### Set task
The records below need retyping in full; give them again exactly.

(Stored data)
===============

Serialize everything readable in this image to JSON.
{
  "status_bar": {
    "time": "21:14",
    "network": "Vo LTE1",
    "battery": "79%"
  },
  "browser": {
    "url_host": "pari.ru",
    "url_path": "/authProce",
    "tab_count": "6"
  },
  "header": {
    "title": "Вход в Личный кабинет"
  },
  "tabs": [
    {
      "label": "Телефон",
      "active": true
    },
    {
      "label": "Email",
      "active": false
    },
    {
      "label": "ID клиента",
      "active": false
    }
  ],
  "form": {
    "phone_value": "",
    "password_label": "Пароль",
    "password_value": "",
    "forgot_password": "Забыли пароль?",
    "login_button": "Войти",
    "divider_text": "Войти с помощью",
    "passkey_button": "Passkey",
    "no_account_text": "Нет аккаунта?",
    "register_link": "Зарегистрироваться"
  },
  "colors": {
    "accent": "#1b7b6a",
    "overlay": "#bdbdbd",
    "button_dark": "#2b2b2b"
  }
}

===============

### Answer to the problem
Serialize everything readable in this image to JSON.
{
  "status_bar": {
    "time": "21:14",
    "network": "Vo LTE1",
    "battery": "79%"
  },
  "browser": {
    "url_host": "pari.ru",
    "url_path": "/authProce",
    "tab_count": "6"
  },
  "header": {
    "title": "Вход в Личный кабинет"
  },
  "tabs": [
    {
      "label": "Телефон",
      "active": true
    },
    {
      "label": "Email",
      "active": false
    },
    {
      "label": "ID клиента",
      "active": false
    }
  ],
  "form": {
    "phone_value": "",
    "password_label": "Пароль",
    "password_value": "",
    "forgot_password": "Забыли пароль?",
    "login_button": "Войти",
    "divider_text": "Войти с помощью",
    "passkey_button": "Passkey",
    "no_account_text": "Нет аккаунта?",
    "register_link": "Зарегистрироваться"
  },
  "colors": {
    "accent": "#1b7b6a",
    "overlay": "#bdbdbd",
    "button_dark": "#2b2b2b"
  }
}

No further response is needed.